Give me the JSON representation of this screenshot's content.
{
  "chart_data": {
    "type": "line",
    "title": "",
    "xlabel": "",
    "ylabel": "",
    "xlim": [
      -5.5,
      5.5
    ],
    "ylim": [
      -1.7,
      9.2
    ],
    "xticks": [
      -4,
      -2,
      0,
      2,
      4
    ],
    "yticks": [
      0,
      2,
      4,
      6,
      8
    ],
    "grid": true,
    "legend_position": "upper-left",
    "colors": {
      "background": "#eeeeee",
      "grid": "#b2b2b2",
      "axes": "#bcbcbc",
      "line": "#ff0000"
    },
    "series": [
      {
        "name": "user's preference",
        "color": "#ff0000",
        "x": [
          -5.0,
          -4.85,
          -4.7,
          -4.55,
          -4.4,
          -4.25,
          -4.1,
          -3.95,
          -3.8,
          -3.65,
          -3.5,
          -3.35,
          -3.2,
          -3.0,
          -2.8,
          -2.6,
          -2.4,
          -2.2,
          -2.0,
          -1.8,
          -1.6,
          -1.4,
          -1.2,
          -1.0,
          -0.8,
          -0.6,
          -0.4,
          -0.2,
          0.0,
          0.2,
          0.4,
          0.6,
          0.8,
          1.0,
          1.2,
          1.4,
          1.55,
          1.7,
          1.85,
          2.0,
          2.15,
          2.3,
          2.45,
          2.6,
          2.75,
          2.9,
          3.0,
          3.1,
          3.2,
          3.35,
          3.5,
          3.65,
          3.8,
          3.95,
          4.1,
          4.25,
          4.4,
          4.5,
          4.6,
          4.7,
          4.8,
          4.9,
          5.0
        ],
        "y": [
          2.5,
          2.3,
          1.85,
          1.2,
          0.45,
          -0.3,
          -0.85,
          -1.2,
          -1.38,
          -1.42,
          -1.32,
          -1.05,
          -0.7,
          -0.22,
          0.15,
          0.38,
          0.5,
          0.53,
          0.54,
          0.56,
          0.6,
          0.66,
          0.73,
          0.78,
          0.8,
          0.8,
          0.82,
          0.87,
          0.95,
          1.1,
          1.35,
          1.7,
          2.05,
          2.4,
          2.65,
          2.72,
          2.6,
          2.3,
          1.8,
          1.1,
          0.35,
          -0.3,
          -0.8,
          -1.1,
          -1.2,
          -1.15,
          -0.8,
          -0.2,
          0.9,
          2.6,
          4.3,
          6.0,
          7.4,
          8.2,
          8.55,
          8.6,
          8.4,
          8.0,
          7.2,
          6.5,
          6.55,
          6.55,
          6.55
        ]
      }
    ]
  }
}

* * * * * * * * *

_What is asked:_
Make an exact copy of the records.

_Output below:_
Give me the JSON representation of this screenshot's content.
{
  "chart_data": {
    "type": "line",
    "title": "",
    "xlabel": "",
    "ylabel": "",
    "xlim": [
      -5.5,
      5.5
    ],
    "ylim": [
      -1.7,
      9.2
    ],
    "xticks": [
      -4,
      -2,
      0,
      2,
      4
    ],
    "yticks": [
      0,
      2,
      4,
      6,
      8
    ],
    "grid": true,
    "legend_position": "upper-left",
    "colors": {
      "background": "#eeeeee",
      "grid": "#b2b2b2",
      "axes": "#bcbcbc",
      "line": "#ff0000"
    },
    "series": [
      {
        "name": "user's preference",
        "color": "#ff0000",
        "x": [
          -5.0,
          -4.85,
          -4.7,
          -4.55,
          -4.4,
          -4.25,
          -4.1,
          -3.95,
          -3.8,
          -3.65,
          -3.5,
          -3.35,
          -3.2,
          -3.0,
          -2.8,
          -2.6,
          -2.4,
          -2.2,
          -2.0,
          -1.8,
          -1.6,
          -1.4,
          -1.2,
          -1.0,
          -0.8,
          -0.6,
          -0.4,
          -0.2,
          0.0,
          0.2,
          0.4,
          0.6,
          0.8,
          1.0,
          1.2,
          1.4,
          1.55,
          1.7,
          1.85,
          2.0,
          2.15,
          2.3,
          2.45,
          2.6,
          2.75,
          2.9,
          3.0,
          3.1,
          3.2,
          3.35,
          3.5,
          3.65,
          3.8,
          3.95,
          4.1,
          4.25,
          4.4,
          4.5,
          4.6,
          4.7,
          4.8,
          4.9,
          5.0
        ],
        "y": [
          2.5,
          2.3,
          1.85,
          1.2,
          0.45,
          -0.3,
          -0.85,
          -1.2,
          -1.38,
          -1.42,
          -1.32,
          -1.05,
          -0.7,
          -0.22,
          0.15,
          0.38,
          0.5,
          0.53,
          0.54,
          0.56,
          0.6,
          0.66,
          0.73,
          0.78,
          0.8,
          0.8,
          0.82,
          0.87,
          0.95,
          1.1,
          1.35,
          1.7,
          2.05,
          2.4,
          2.65,
          2.72,
          2.6,
          2.3,
          1.8,
          1.1,
          0.35,
          -0.3,
          -0.8,
          -1.1,
          -1.2,
          -1.15,
          -0.8,
          -0.2,
          0.9,
          2.6,
          4.3,
          6.0,
          7.4,
          8.2,
          8.55,
          8.6,
          8.4,
          8.0,
          7.2,
          6.5,
          6.55,
          6.55,
          6.55
        ]
      }
    ]
  }
}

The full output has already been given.